- **TASK GOAL**: Extract every record, exactly as written, and ignore the pictures.

------------------------------------

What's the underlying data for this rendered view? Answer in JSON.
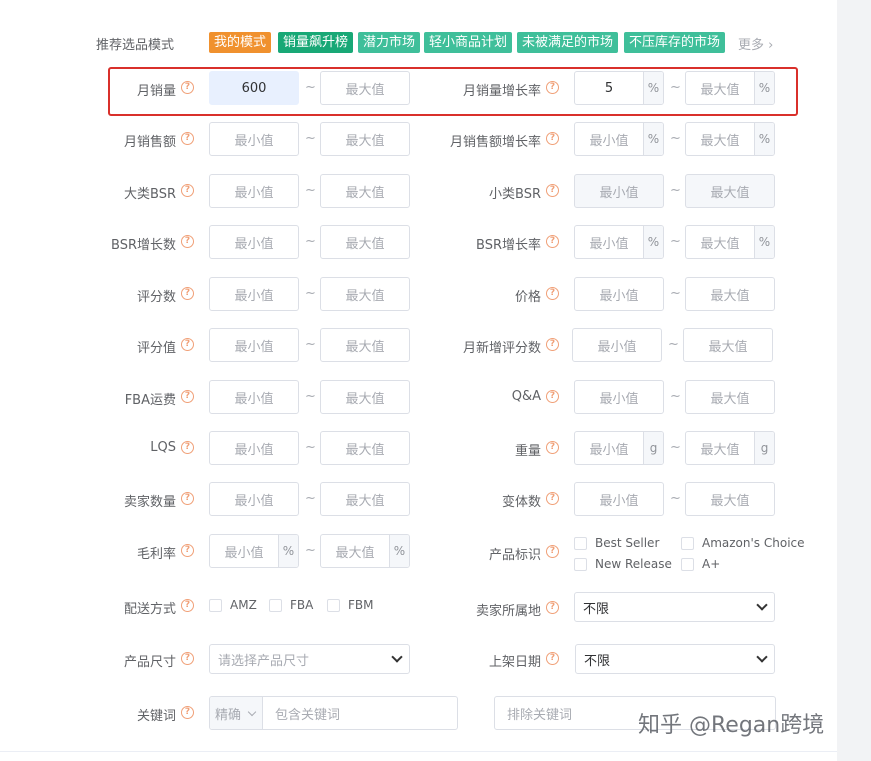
{
  "mode_bar": {
    "label": "推荐选品模式",
    "tags": [
      {
        "label": "我的模式",
        "color": "#f0912e"
      },
      {
        "label": "销量飙升榜",
        "color": "#18a876"
      },
      {
        "label": "潜力市场",
        "color": "#3fbf9a"
      },
      {
        "label": "轻小商品计划",
        "color": "#3fbf9a"
      },
      {
        "label": "未被满足的市场",
        "color": "#3fbf9a"
      },
      {
        "label": "不压库存的市场",
        "color": "#3fbf9a"
      }
    ],
    "more": "更多"
  },
  "common": {
    "min": "最小值",
    "max": "最大值",
    "tilde": "~",
    "pct": "%",
    "g": "g",
    "help": "?"
  },
  "left_fields": [
    {
      "label": "月销量",
      "min_value": "600"
    },
    {
      "label": "月销售额"
    },
    {
      "label": "大类BSR"
    },
    {
      "label": "BSR增长数"
    },
    {
      "label": "评分数"
    },
    {
      "label": "评分值"
    },
    {
      "label": "FBA运费"
    },
    {
      "label": "LQS"
    },
    {
      "label": "卖家数量"
    },
    {
      "label": "毛利率"
    },
    {
      "label": "配送方式"
    },
    {
      "label": "产品尺寸"
    },
    {
      "label": "关键词"
    }
  ],
  "right_fields": [
    {
      "label": "月销量增长率",
      "min_value": "5"
    },
    {
      "label": "月销售额增长率"
    },
    {
      "label": "小类BSR"
    },
    {
      "label": "BSR增长率"
    },
    {
      "label": "价格"
    },
    {
      "label": "月新增评分数"
    },
    {
      "label": "Q&A"
    },
    {
      "label": "重量"
    },
    {
      "label": "变体数"
    },
    {
      "label": "产品标识"
    },
    {
      "label": "卖家所属地"
    },
    {
      "label": "上架日期"
    }
  ],
  "delivery_options": [
    "AMZ",
    "FBA",
    "FBM"
  ],
  "product_flags": [
    "Best Seller",
    "Amazon's Choice",
    "New Release",
    "A+"
  ],
  "size_select": {
    "placeholder": "请选择产品尺寸"
  },
  "seller_location_select": {
    "value": "不限"
  },
  "launch_date_select": {
    "value": "不限"
  },
  "keyword": {
    "mode": "精确",
    "include_placeholder": "包含关键词",
    "exclude_placeholder": "排除关键词"
  },
  "watermark": "知乎 @Regan跨境",
  "colors": {
    "highlight": "#d9302b",
    "help_icon": "#f0a078",
    "active_input": "#e8f0fe"
  }
}
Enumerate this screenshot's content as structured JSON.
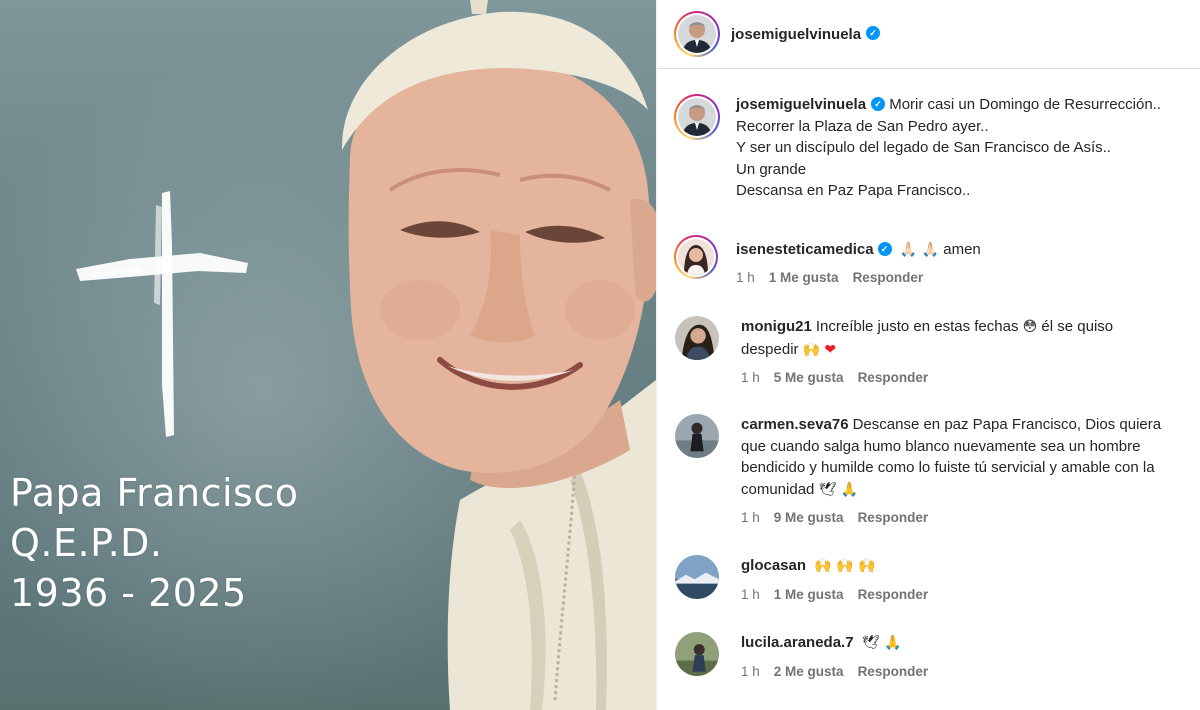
{
  "post_image": {
    "memorial_lines": [
      "Papa Francisco",
      "Q.E.P.D.",
      "1936 - 2025"
    ]
  },
  "header": {
    "username": "josemiguelvinuela",
    "verified": true
  },
  "caption": {
    "username": "josemiguelvinuela",
    "lines": [
      "Morir casi un Domingo de Resurrección..",
      "Recorrer la Plaza de San Pedro ayer..",
      "Y ser un discípulo del legado de San Francisco de Asís..",
      "Un grande",
      "Descansa en Paz Papa Francisco.."
    ]
  },
  "comments": [
    {
      "username": "isenesteticamedica",
      "verified": true,
      "emoji": "🙏🏻 🙏🏻",
      "text": "amen",
      "time": "1 h",
      "likes": "1 Me gusta",
      "reply": "Responder"
    },
    {
      "username": "monigu21",
      "text": "Increíble justo en estas fechas",
      "emoji1": "😳",
      "text2": "él se quiso",
      "text3": "despedir",
      "emoji2": "🙌",
      "heart": "❤",
      "time": "1 h",
      "likes": "5 Me gusta",
      "reply": "Responder"
    },
    {
      "username": "carmen.seva76",
      "line1": "Descanse en paz Papa Francisco, Dios quiera",
      "line2": "que cuando salga humo blanco nuevamente sea un hombre",
      "line3": "bendicido y humilde como lo fuiste tú servicial y amable con la",
      "line4": "comunidad",
      "emoji": "🕊 🙏",
      "time": "1 h",
      "likes": "9 Me gusta",
      "reply": "Responder"
    },
    {
      "username": "glocasan",
      "emoji": "🙌 🙌 🙌",
      "time": "1 h",
      "likes": "1 Me gusta",
      "reply": "Responder"
    },
    {
      "username": "lucila.araneda.7",
      "emoji": "🕊 🙏",
      "time": "1 h",
      "likes": "2 Me gusta",
      "reply": "Responder"
    }
  ],
  "colors": {
    "verified": "#0095f6",
    "text": "#262626",
    "meta": "#737373"
  }
}
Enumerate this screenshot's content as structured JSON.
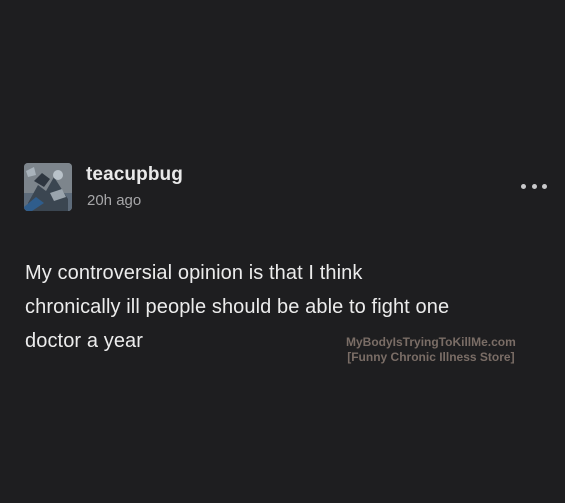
{
  "post": {
    "username": "teacupbug",
    "timestamp": "20h ago",
    "more_icon": "more-horizontal-icon",
    "body_lines": [
      "My controversial opinion is that I think",
      "chronically ill people should be able to fight one",
      "doctor a year"
    ]
  },
  "watermark": {
    "line1": "MyBodyIsTryingToKillMe.com",
    "line2": "[Funny Chronic Illness Store]"
  },
  "colors": {
    "background": "#1e1e20",
    "primary_text": "#ececec",
    "secondary_text": "#a6a6a8",
    "watermark_text": "#7a6d66"
  }
}
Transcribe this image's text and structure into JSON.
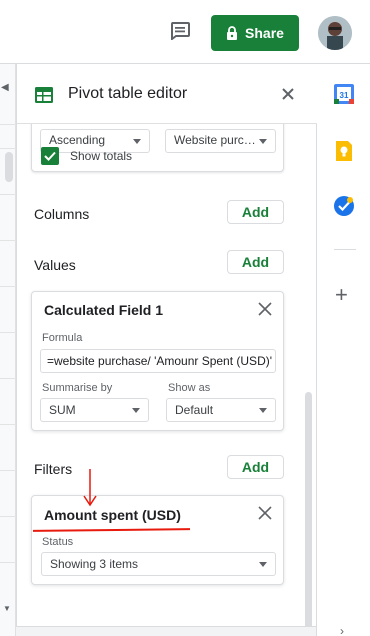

------------------------------------

- **FULL OUTPUT**:
What's the underlying data for this rendered view? Answer in JSON.
{
  "mode_bar": {
    "label": "推荐选品模式",
    "tags": [
      {
        "label": "我的模式",
        "color": "#f0912e"
      },
      {
        "label": "销量飙升榜",
        "color": "#18a876"
      },
      {
        "label": "潜力市场",
        "color": "#3fbf9a"
      },
      {
        "label": "轻小商品计划",
        "color": "#3fbf9a"
      },
      {
        "label": "未被满足的市场",
        "color": "#3fbf9a"
      },
      {
        "label": "不压库存的市场",
        "color": "#3fbf9a"
      }
    ],
    "more": "更多"
  },
  "common": {
    "min": "最小值",
    "max": "最大值",
    "tilde": "~",
    "pct": "%",
    "g": "g",
    "help": "?"
  },
  "left_fields": [
    {
      "label": "月销量",
      "min_value": "600"
    },
    {
      "label": "月销售额"
    },
    {
      "label": "大类BSR"
    },
    {
      "label": "BSR增长数"
    },
    {
      "label": "评分数"
    },
    {
      "label": "评分值"
    },
    {
      "label": "FBA运费"
    },
    {
      "label": "LQS"
    },
    {
      "label": "卖家数量"
    },
    {
      "label": "毛利率"
    },
    {
      "label": "配送方式"
    },
    {
      "label": "产品尺寸"
    },
    {
      "label": "关键词"
    }
  ],
  "right_fields": [
    {
      "label": "月销量增长率",
      "min_value": "5"
    },
    {
      "label": "月销售额增长率"
    },
    {
      "label": "小类BSR"
    },
    {
      "label": "BSR增长率"
    },
    {
      "label": "价格"
    },
    {
      "label": "月新增评分数"
    },
    {
      "label": "Q&A"
    },
    {
      "label": "重量"
    },
    {
      "label": "变体数"
    },
    {
      "label": "产品标识"
    },
    {
      "label": "卖家所属地"
    },
    {
      "label": "上架日期"
    }
  ],
  "delivery_options": [
    "AMZ",
    "FBA",
    "FBM"
  ],
  "product_flags": [
    "Best Seller",
    "Amazon's Choice",
    "New Release",
    "A+"
  ],
  "size_select": {
    "placeholder": "请选择产品尺寸"
  },
  "seller_location_select": {
    "value": "不限"
  },
  "launch_date_select": {
    "value": "不限"
  },
  "keyword": {
    "mode": "精确",
    "include_placeholder": "包含关键词",
    "exclude_placeholder": "排除关键词"
  },
  "watermark": "知乎 @Regan跨境",
  "colors": {
    "highlight": "#d9302b",
    "help_icon": "#f0a078",
    "active_input": "#e8f0fe"
  }
}
Enumerate this screenshot's content as structured JSON.
{
  "post_image": {
    "memorial_lines": [
      "Papa Francisco",
      "Q.E.P.D.",
      "1936 - 2025"
    ]
  },
  "header": {
    "username": "josemiguelvinuela",
    "verified": true
  },
  "caption": {
    "username": "josemiguelvinuela",
    "lines": [
      "Morir casi un Domingo de Resurrección..",
      "Recorrer la Plaza de San Pedro ayer..",
      "Y ser un discípulo del legado de San Francisco de Asís..",
      "Un grande",
      "Descansa en Paz Papa Francisco.."
    ]
  },
  "comments": [
    {
      "username": "isenesteticamedica",
      "verified": true,
      "emoji": "🙏🏻 🙏🏻",
      "text": "amen",
      "time": "1 h",
      "likes": "1 Me gusta",
      "reply": "Responder"
    },
    {
      "username": "monigu21",
      "text": "Increíble justo en estas fechas",
      "emoji1": "😳",
      "text2": "él se quiso",
      "text3": "despedir",
      "emoji2": "🙌",
      "heart": "❤",
      "time": "1 h",
      "likes": "5 Me gusta",
      "reply": "Responder"
    },
    {
      "username": "carmen.seva76",
      "line1": "Descanse en paz Papa Francisco, Dios quiera",
      "line2": "que cuando salga humo blanco nuevamente sea un hombre",
      "line3": "bendicido y humilde como lo fuiste tú servicial y amable con la",
      "line4": "comunidad",
      "emoji": "🕊 🙏",
      "time": "1 h",
      "likes": "9 Me gusta",
      "reply": "Responder"
    },
    {
      "username": "glocasan",
      "emoji": "🙌 🙌 🙌",
      "time": "1 h",
      "likes": "1 Me gusta",
      "reply": "Responder"
    },
    {
      "username": "lucila.araneda.7",
      "emoji": "🕊 🙏",
      "time": "1 h",
      "likes": "2 Me gusta",
      "reply": "Responder"
    }
  ],
  "colors": {
    "verified": "#0095f6",
    "text": "#262626",
    "meta": "#737373"
  }
}
Enumerate this screenshot's content as structured JSON.
{
  "post": {
    "username": "teacupbug",
    "timestamp": "20h ago",
    "more_icon": "more-horizontal-icon",
    "body_lines": [
      "My controversial opinion is that I think",
      "chronically ill people should be able to fight one",
      "doctor a year"
    ]
  },
  "watermark": {
    "line1": "MyBodyIsTryingToKillMe.com",
    "line2": "[Funny Chronic Illness Store]"
  },
  "colors": {
    "background": "#1e1e20",
    "primary_text": "#ececec",
    "secondary_text": "#a6a6a8",
    "watermark_text": "#7a6d66"
  }
}
Transcribe this image's text and structure into JSON.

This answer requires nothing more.